### Task input

==*==

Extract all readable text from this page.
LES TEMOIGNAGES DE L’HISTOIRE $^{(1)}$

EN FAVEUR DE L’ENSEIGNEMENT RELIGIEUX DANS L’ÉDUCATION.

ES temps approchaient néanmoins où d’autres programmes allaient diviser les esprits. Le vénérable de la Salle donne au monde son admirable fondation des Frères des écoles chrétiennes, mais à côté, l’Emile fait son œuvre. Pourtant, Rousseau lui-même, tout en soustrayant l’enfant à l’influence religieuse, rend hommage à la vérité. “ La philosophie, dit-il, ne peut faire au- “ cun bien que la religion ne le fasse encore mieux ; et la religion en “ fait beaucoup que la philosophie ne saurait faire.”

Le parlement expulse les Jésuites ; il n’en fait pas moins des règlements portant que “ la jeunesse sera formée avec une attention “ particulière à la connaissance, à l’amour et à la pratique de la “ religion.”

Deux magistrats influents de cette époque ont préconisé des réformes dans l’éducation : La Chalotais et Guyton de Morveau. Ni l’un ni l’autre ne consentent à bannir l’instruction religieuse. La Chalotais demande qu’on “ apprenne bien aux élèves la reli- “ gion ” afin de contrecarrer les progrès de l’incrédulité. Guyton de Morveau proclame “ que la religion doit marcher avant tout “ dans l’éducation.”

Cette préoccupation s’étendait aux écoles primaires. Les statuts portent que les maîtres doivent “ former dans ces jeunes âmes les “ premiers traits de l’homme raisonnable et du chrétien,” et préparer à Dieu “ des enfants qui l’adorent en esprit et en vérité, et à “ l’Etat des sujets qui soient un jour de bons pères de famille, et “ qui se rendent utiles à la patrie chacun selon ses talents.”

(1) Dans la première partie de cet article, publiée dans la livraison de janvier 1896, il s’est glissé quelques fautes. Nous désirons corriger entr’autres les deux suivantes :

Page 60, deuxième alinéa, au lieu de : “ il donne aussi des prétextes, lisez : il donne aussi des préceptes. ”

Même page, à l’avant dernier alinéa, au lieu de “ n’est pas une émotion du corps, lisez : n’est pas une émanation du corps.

==*==

Pick each line holding the word "donne" out of the listing.

### Output
ES temps approchaient néanmoins où d’autres programmes allaient diviser les esprits. Le vénérable de la Salle donne au monde son admirable fondation des Frères des écoles chrétiennes, mais à côté, l’Emile fait son œuvre. Pourtant, Rousseau lui-même, tout en soustrayant l’enfant à l’influence religieuse, rend hommage à la vérité. “ La philosophie, dit-il, ne peut faire au- “ cun bien que la religion ne le fasse encore mieux ; et la religion en “ fait beaucoup que la philosophie ne saurait faire.”
Page 60, deuxième alinéa, au lieu de : “ il donne aussi des prétextes, lisez : il donne aussi des préceptes. ”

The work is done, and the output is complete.